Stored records
◆ ◆ ◆ ◆

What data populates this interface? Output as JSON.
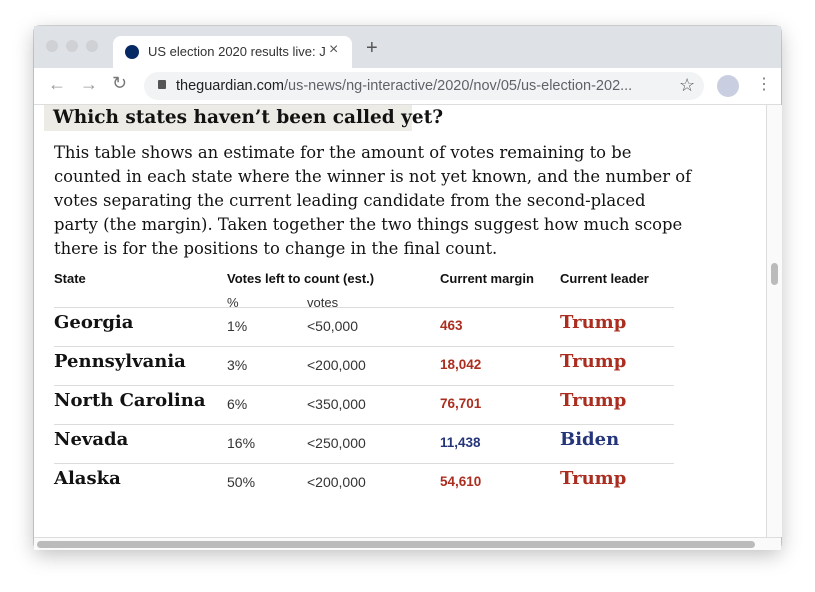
{
  "browser": {
    "tab_title": "US election 2020 results live: J",
    "url_domain": "theguardian.com",
    "url_path": "/us-news/ng-interactive/2020/nov/05/us-election-202..."
  },
  "article": {
    "heading": "Which states haven’t been called yet?",
    "intro": "This table shows an estimate for the amount of votes remaining to be counted in each state where the winner is not yet known, and the number of votes separating the current leading candidate from the second-placed party (the margin). Taken together the two things suggest how much scope there is for the positions to change in the final count."
  },
  "table": {
    "headers": [
      "State",
      "Votes left to count (est.)",
      "Current margin",
      "Current leader"
    ],
    "subheaders": [
      "%",
      "votes"
    ],
    "rows": [
      {
        "state": "Georgia",
        "pct": "1%",
        "votes": "<50,000",
        "margin": "463",
        "leader": "Trump",
        "color": "#ab2d1f"
      },
      {
        "state": "Pennsylvania",
        "pct": "3%",
        "votes": "<200,000",
        "margin": "18,042",
        "leader": "Trump",
        "color": "#ab2d1f"
      },
      {
        "state": "North Carolina",
        "pct": "6%",
        "votes": "<350,000",
        "margin": "76,701",
        "leader": "Trump",
        "color": "#ab2d1f"
      },
      {
        "state": "Nevada",
        "pct": "16%",
        "votes": "<250,000",
        "margin": "11,438",
        "leader": "Biden",
        "color": "#25357a"
      },
      {
        "state": "Alaska",
        "pct": "50%",
        "votes": "<200,000",
        "margin": "54,610",
        "leader": "Trump",
        "color": "#ab2d1f"
      }
    ]
  }
}
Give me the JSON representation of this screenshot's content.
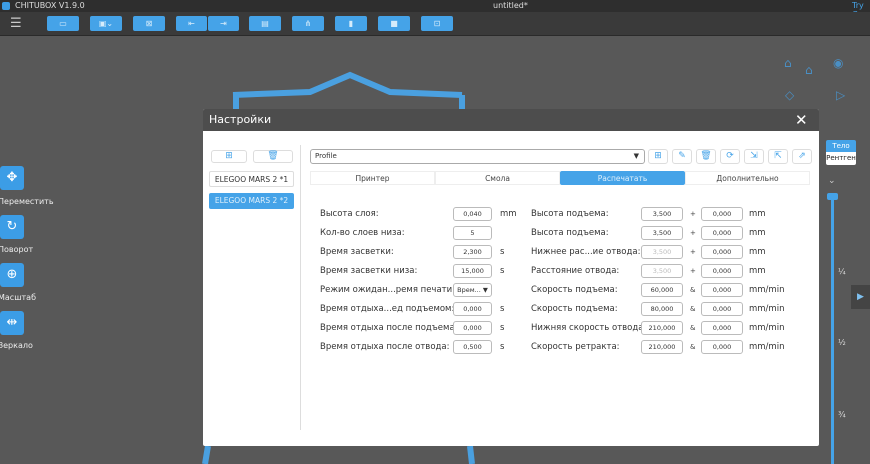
{
  "app": {
    "title": "CHITUBOX V1.9.0",
    "document": "untitled*",
    "try": "Try C"
  },
  "toolbar": {
    "buttons": [
      "open-file",
      "save",
      "repair",
      "import",
      "export",
      "slice-settings",
      "network",
      "resin",
      "print",
      "lock"
    ]
  },
  "left_tools": [
    {
      "label": "Переместить",
      "icon": "move-icon"
    },
    {
      "label": "Поворот",
      "icon": "rotate-icon"
    },
    {
      "label": "Масштаб",
      "icon": "scale-icon"
    },
    {
      "label": "Зеркало",
      "icon": "mirror-icon"
    }
  ],
  "right_panel": {
    "view_modes": [
      "Тело",
      "Рентген"
    ],
    "active_view": "Тело",
    "slider_marks": [
      "¼",
      "½",
      "¾"
    ]
  },
  "dialog": {
    "title": "Настройки",
    "profiles": [
      "ELEGOO MARS 2 *1",
      "ELEGOO MARS 2 *2"
    ],
    "selected_profile_index": 1,
    "profile_select": "Profile",
    "tabs": [
      "Принтер",
      "Смола",
      "Распечатать",
      "Дополнительно"
    ],
    "active_tab": "Распечатать",
    "left_rows": [
      {
        "label": "Высота слоя:",
        "value": "0,040",
        "unit": "mm"
      },
      {
        "label": "Кол-во слоев низа:",
        "value": "5",
        "unit": ""
      },
      {
        "label": "Время засветки:",
        "value": "2,300",
        "unit": "s"
      },
      {
        "label": "Время засветки низа:",
        "value": "15,000",
        "unit": "s"
      },
      {
        "label": "Режим ожидан...ремя печати:",
        "value": "Врем... ▼",
        "unit": ""
      },
      {
        "label": "Время отдыха...ед подъемом:",
        "value": "0,000",
        "unit": "s"
      },
      {
        "label": "Время отдыха после подъема:",
        "value": "0,000",
        "unit": "s"
      },
      {
        "label": "Время отдыха после отвода:",
        "value": "0,500",
        "unit": "s"
      }
    ],
    "right_rows": [
      {
        "label": "Высота подъема:",
        "value": "3,500",
        "op": "+",
        "value2": "0,000",
        "unit": "mm",
        "disabled": false
      },
      {
        "label": "Высота подъема:",
        "value": "3,500",
        "op": "+",
        "value2": "0,000",
        "unit": "mm",
        "disabled": false
      },
      {
        "label": "Нижнее рас...ие отвода:",
        "value": "3,500",
        "op": "+",
        "value2": "0,000",
        "unit": "mm",
        "disabled": true
      },
      {
        "label": "Расстояние отвода:",
        "value": "3,500",
        "op": "+",
        "value2": "0,000",
        "unit": "mm",
        "disabled": true
      },
      {
        "label": "Скорость подъема:",
        "value": "60,000",
        "op": "&",
        "value2": "0,000",
        "unit": "mm/min",
        "disabled": false
      },
      {
        "label": "Скорость подъема:",
        "value": "80,000",
        "op": "&",
        "value2": "0,000",
        "unit": "mm/min",
        "disabled": false
      },
      {
        "label": "Нижняя скорость отвода:",
        "value": "210,000",
        "op": "&",
        "value2": "0,000",
        "unit": "mm/min",
        "disabled": false
      },
      {
        "label": "Скорость ретракта:",
        "value": "210,000",
        "op": "&",
        "value2": "0,000",
        "unit": "mm/min",
        "disabled": false
      }
    ]
  },
  "colors": {
    "accent": "#45a3e8",
    "viewport": "#585858"
  }
}
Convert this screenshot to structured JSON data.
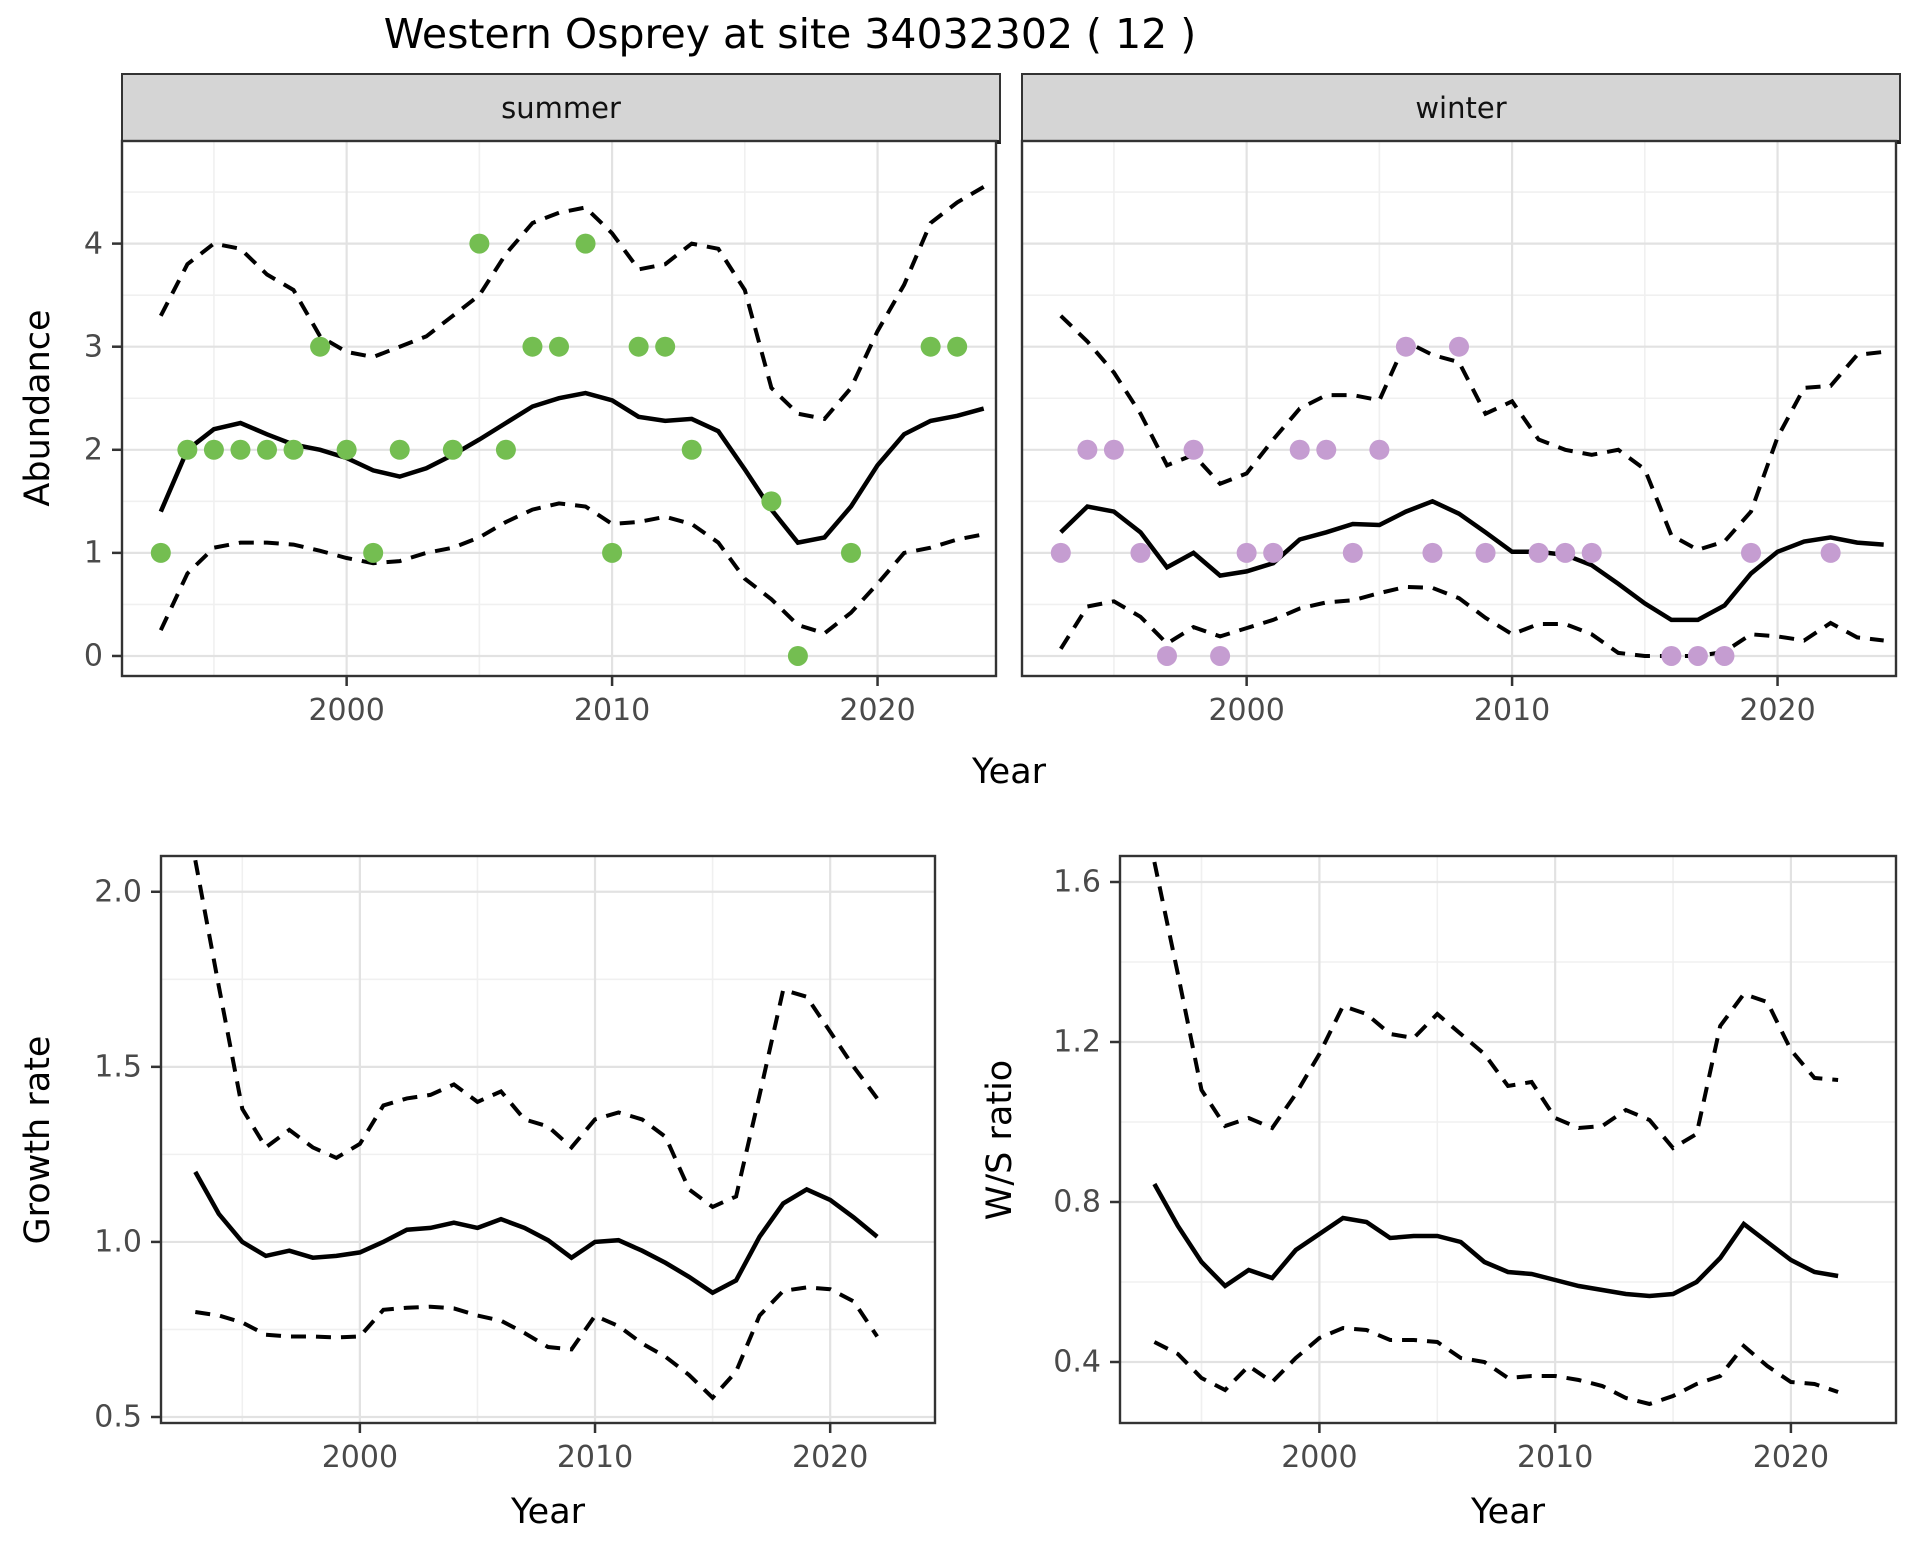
{
  "title": "Western Osprey at site 34032302 ( 12 )",
  "axis_titles": {
    "abundance": "Abundance",
    "year": "Year",
    "growth": "Growth rate",
    "ws": "W/S ratio"
  },
  "facets": {
    "summer_label": "summer",
    "winter_label": "winter"
  },
  "colors": {
    "summer_dot": "#74be51",
    "winter_dot": "#c59dd1",
    "line": "#000000",
    "strip_bg": "#d5d5d5",
    "panel_border": "#333333",
    "grid_major": "#e2e2e2",
    "grid_minor": "#f0f0f0",
    "tick_text": "#4a4a4a"
  },
  "legend": "none",
  "chart_data": [
    {
      "id": "abundance-summer",
      "type": "line",
      "facet_label": "summer",
      "ylabel": "Abundance",
      "xlabel": "Year",
      "xlim": [
        1991.5,
        2024.5
      ],
      "ylim": [
        -0.204,
        5.005
      ],
      "xticks": [
        2000,
        2010,
        2020
      ],
      "xtick_labels": [
        "2000",
        "2010",
        "2020"
      ],
      "xminor": [
        1995,
        2005,
        2015
      ],
      "yticks": [
        0,
        1,
        2,
        3,
        4
      ],
      "ytick_labels": [
        "0",
        "1",
        "2",
        "3",
        "4"
      ],
      "yminor": [
        0.5,
        1.5,
        2.5,
        3.5,
        4.5
      ],
      "grid": true,
      "x": [
        1993,
        1994,
        1995,
        1996,
        1997,
        1998,
        1999,
        2000,
        2001,
        2002,
        2003,
        2004,
        2005,
        2006,
        2007,
        2008,
        2009,
        2010,
        2011,
        2012,
        2013,
        2014,
        2015,
        2016,
        2017,
        2018,
        2019,
        2020,
        2021,
        2022,
        2023,
        2024
      ],
      "series": [
        {
          "name": "mean",
          "style": "solid",
          "values": [
            1.4,
            2.0,
            2.2,
            2.26,
            2.15,
            2.05,
            2.0,
            1.92,
            1.8,
            1.74,
            1.82,
            1.95,
            2.1,
            2.26,
            2.42,
            2.5,
            2.55,
            2.48,
            2.32,
            2.28,
            2.3,
            2.18,
            1.81,
            1.42,
            1.1,
            1.15,
            1.45,
            1.85,
            2.15,
            2.28,
            2.33,
            2.4
          ]
        },
        {
          "name": "upper_ci",
          "style": "dashed",
          "values": [
            3.3,
            3.8,
            4.0,
            3.95,
            3.7,
            3.55,
            3.1,
            2.95,
            2.9,
            3.0,
            3.1,
            3.3,
            3.5,
            3.9,
            4.2,
            4.3,
            4.35,
            4.1,
            3.75,
            3.8,
            4.0,
            3.95,
            3.55,
            2.6,
            2.35,
            2.3,
            2.6,
            3.15,
            3.6,
            4.2,
            4.4,
            4.55
          ]
        },
        {
          "name": "lower_ci",
          "style": "dashed",
          "values": [
            0.25,
            0.8,
            1.05,
            1.1,
            1.1,
            1.08,
            1.02,
            0.95,
            0.9,
            0.92,
            1.0,
            1.05,
            1.15,
            1.3,
            1.42,
            1.48,
            1.45,
            1.28,
            1.3,
            1.35,
            1.28,
            1.1,
            0.75,
            0.55,
            0.3,
            0.22,
            0.42,
            0.7,
            1.0,
            1.05,
            1.13,
            1.18
          ]
        }
      ],
      "points": {
        "name": "summer-observations",
        "color_key": "summer_dot",
        "x": [
          1993,
          1994,
          1995,
          1996,
          1997,
          1998,
          1999,
          2000,
          2001,
          2002,
          2004,
          2005,
          2006,
          2007,
          2008,
          2009,
          2010,
          2011,
          2012,
          2013,
          2016,
          2017,
          2019,
          2022,
          2023
        ],
        "y": [
          1,
          2,
          2,
          2,
          2,
          2,
          3,
          2,
          1,
          2,
          2,
          4,
          2,
          3,
          3,
          4,
          1,
          3,
          3,
          2,
          1.5,
          0,
          1,
          3,
          3
        ]
      }
    },
    {
      "id": "abundance-winter",
      "type": "line",
      "facet_label": "winter",
      "ylabel": "Abundance",
      "xlabel": "Year",
      "xlim": [
        1991.5,
        2024.5
      ],
      "ylim": [
        -0.204,
        5.005
      ],
      "xticks": [
        2000,
        2010,
        2020
      ],
      "xtick_labels": [
        "2000",
        "2010",
        "2020"
      ],
      "xminor": [
        1995,
        2005,
        2015
      ],
      "yticks": [
        0,
        1,
        2,
        3,
        4
      ],
      "ytick_labels": [
        "0",
        "1",
        "2",
        "3",
        "4"
      ],
      "yminor": [
        0.5,
        1.5,
        2.5,
        3.5,
        4.5
      ],
      "grid": true,
      "x": [
        1993,
        1994,
        1995,
        1996,
        1997,
        1998,
        1999,
        2000,
        2001,
        2002,
        2003,
        2004,
        2005,
        2006,
        2007,
        2008,
        2009,
        2010,
        2011,
        2012,
        2013,
        2014,
        2015,
        2016,
        2017,
        2018,
        2019,
        2020,
        2021,
        2022,
        2023,
        2024
      ],
      "series": [
        {
          "name": "mean",
          "style": "solid",
          "values": [
            1.2,
            1.45,
            1.4,
            1.2,
            0.86,
            1.0,
            0.78,
            0.82,
            0.9,
            1.13,
            1.2,
            1.28,
            1.27,
            1.4,
            1.5,
            1.38,
            1.2,
            1.01,
            1.01,
            0.98,
            0.88,
            0.7,
            0.51,
            0.35,
            0.35,
            0.49,
            0.8,
            1.01,
            1.11,
            1.15,
            1.1,
            1.08
          ]
        },
        {
          "name": "upper_ci",
          "style": "dashed",
          "values": [
            3.3,
            3.05,
            2.75,
            2.35,
            1.85,
            1.95,
            1.67,
            1.77,
            2.1,
            2.4,
            2.53,
            2.53,
            2.48,
            3.05,
            2.92,
            2.85,
            2.35,
            2.47,
            2.1,
            2.0,
            1.95,
            2.0,
            1.81,
            1.17,
            1.03,
            1.11,
            1.4,
            2.12,
            2.6,
            2.62,
            2.92,
            2.95
          ]
        },
        {
          "name": "lower_ci",
          "style": "dashed",
          "values": [
            0.07,
            0.48,
            0.53,
            0.38,
            0.12,
            0.28,
            0.19,
            0.27,
            0.35,
            0.46,
            0.52,
            0.54,
            0.61,
            0.67,
            0.66,
            0.56,
            0.37,
            0.21,
            0.31,
            0.31,
            0.21,
            0.03,
            0.0,
            0.0,
            0.0,
            0.04,
            0.21,
            0.19,
            0.15,
            0.32,
            0.18,
            0.15
          ]
        }
      ],
      "points": {
        "name": "winter-observations",
        "color_key": "winter_dot",
        "x": [
          1993,
          1994,
          1995,
          1996,
          1997,
          1998,
          1999,
          2000,
          2001,
          2002,
          2003,
          2004,
          2005,
          2006,
          2007,
          2008,
          2009,
          2011,
          2012,
          2013,
          2016,
          2017,
          2018,
          2019,
          2022
        ],
        "y": [
          1,
          2,
          2,
          1,
          0,
          2,
          0,
          1,
          1,
          2,
          2,
          1,
          2,
          3,
          1,
          3,
          1,
          1,
          1,
          1,
          0,
          0,
          0,
          1,
          1
        ]
      }
    },
    {
      "id": "growth-rate",
      "type": "line",
      "facet_label": "",
      "ylabel": "Growth rate",
      "xlabel": "Year",
      "xlim": [
        1991.5,
        2024.5
      ],
      "ylim": [
        0.48,
        2.105
      ],
      "xticks": [
        2000,
        2010,
        2020
      ],
      "xtick_labels": [
        "2000",
        "2010",
        "2020"
      ],
      "xminor": [
        1995,
        2005,
        2015
      ],
      "yticks": [
        0.5,
        1.0,
        1.5,
        2.0
      ],
      "ytick_labels": [
        "0.5",
        "1.0",
        "1.5",
        "2.0"
      ],
      "yminor": [
        0.75,
        1.25,
        1.75
      ],
      "grid": true,
      "x": [
        1993,
        1994,
        1995,
        1996,
        1997,
        1998,
        1999,
        2000,
        2001,
        2002,
        2003,
        2004,
        2005,
        2006,
        2007,
        2008,
        2009,
        2010,
        2011,
        2012,
        2013,
        2014,
        2015,
        2016,
        2017,
        2018,
        2019,
        2020,
        2021,
        2022
      ],
      "series": [
        {
          "name": "mean",
          "style": "solid",
          "values": [
            1.2,
            1.08,
            1.0,
            0.96,
            0.975,
            0.955,
            0.96,
            0.97,
            1.0,
            1.035,
            1.04,
            1.055,
            1.04,
            1.065,
            1.04,
            1.005,
            0.955,
            1.0,
            1.005,
            0.975,
            0.94,
            0.9,
            0.855,
            0.89,
            1.015,
            1.11,
            1.15,
            1.12,
            1.07,
            1.015
          ]
        },
        {
          "name": "upper_ci",
          "style": "dashed",
          "values": [
            2.09,
            1.73,
            1.38,
            1.27,
            1.32,
            1.27,
            1.24,
            1.28,
            1.39,
            1.41,
            1.42,
            1.45,
            1.4,
            1.43,
            1.35,
            1.33,
            1.27,
            1.35,
            1.37,
            1.35,
            1.3,
            1.15,
            1.1,
            1.13,
            1.42,
            1.72,
            1.7,
            1.6,
            1.5,
            1.41
          ]
        },
        {
          "name": "lower_ci",
          "style": "dashed",
          "values": [
            0.8,
            0.79,
            0.77,
            0.735,
            0.73,
            0.73,
            0.727,
            0.73,
            0.806,
            0.812,
            0.815,
            0.81,
            0.79,
            0.775,
            0.74,
            0.7,
            0.693,
            0.789,
            0.76,
            0.71,
            0.672,
            0.62,
            0.555,
            0.63,
            0.79,
            0.86,
            0.87,
            0.865,
            0.83,
            0.73
          ]
        }
      ],
      "points": null
    },
    {
      "id": "ws-ratio",
      "type": "line",
      "facet_label": "",
      "ylabel": "W/S ratio",
      "xlabel": "Year",
      "xlim": [
        1991.5,
        2024.5
      ],
      "ylim": [
        0.245,
        1.6675
      ],
      "xticks": [
        2000,
        2010,
        2020
      ],
      "xtick_labels": [
        "2000",
        "2010",
        "2020"
      ],
      "xminor": [
        1995,
        2005,
        2015
      ],
      "yticks": [
        0.4,
        0.8,
        1.2,
        1.6
      ],
      "ytick_labels": [
        "0.4",
        "0.8",
        "1.2",
        "1.6"
      ],
      "yminor": [
        0.6,
        1.0,
        1.4
      ],
      "grid": true,
      "x": [
        1993,
        1994,
        1995,
        1996,
        1997,
        1998,
        1999,
        2000,
        2001,
        2002,
        2003,
        2004,
        2005,
        2006,
        2007,
        2008,
        2009,
        2010,
        2011,
        2012,
        2013,
        2014,
        2015,
        2016,
        2017,
        2018,
        2019,
        2020,
        2021,
        2022
      ],
      "series": [
        {
          "name": "mean",
          "style": "solid",
          "values": [
            0.845,
            0.74,
            0.65,
            0.59,
            0.63,
            0.61,
            0.68,
            0.72,
            0.76,
            0.75,
            0.71,
            0.715,
            0.715,
            0.7,
            0.65,
            0.625,
            0.62,
            0.605,
            0.59,
            0.58,
            0.57,
            0.565,
            0.57,
            0.6,
            0.66,
            0.745,
            0.7,
            0.655,
            0.625,
            0.615
          ]
        },
        {
          "name": "upper_ci",
          "style": "dashed",
          "values": [
            1.65,
            1.37,
            1.08,
            0.99,
            1.01,
            0.985,
            1.07,
            1.17,
            1.29,
            1.27,
            1.22,
            1.21,
            1.27,
            1.22,
            1.17,
            1.09,
            1.1,
            1.01,
            0.985,
            0.99,
            1.03,
            1.005,
            0.935,
            0.97,
            1.24,
            1.32,
            1.3,
            1.18,
            1.11,
            1.105
          ]
        },
        {
          "name": "lower_ci",
          "style": "dashed",
          "values": [
            0.45,
            0.42,
            0.36,
            0.33,
            0.39,
            0.35,
            0.41,
            0.46,
            0.485,
            0.48,
            0.455,
            0.455,
            0.45,
            0.41,
            0.4,
            0.36,
            0.365,
            0.365,
            0.355,
            0.34,
            0.31,
            0.295,
            0.315,
            0.345,
            0.365,
            0.44,
            0.39,
            0.35,
            0.345,
            0.325
          ]
        }
      ],
      "points": null
    }
  ]
}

◆ ◆ ◆ ◆

What is needed –
Filter the records above for lines containing the word "margin", and copy those lines.

Expected answer –
    "intro": "This table shows an estimate for the amount of votes remaining to be counted in each state where the winner is not yet known, and the number of votes separating the current leading candidate from the second-placed party (the margin). Taken together the two things suggest how much scope there is for the positions to change in the final count."
      "Current margin",
        "margin": "463",
        "margin": "18,042",
        "margin": "76,701",
        "margin": "11,438",
        "margin": "54,610",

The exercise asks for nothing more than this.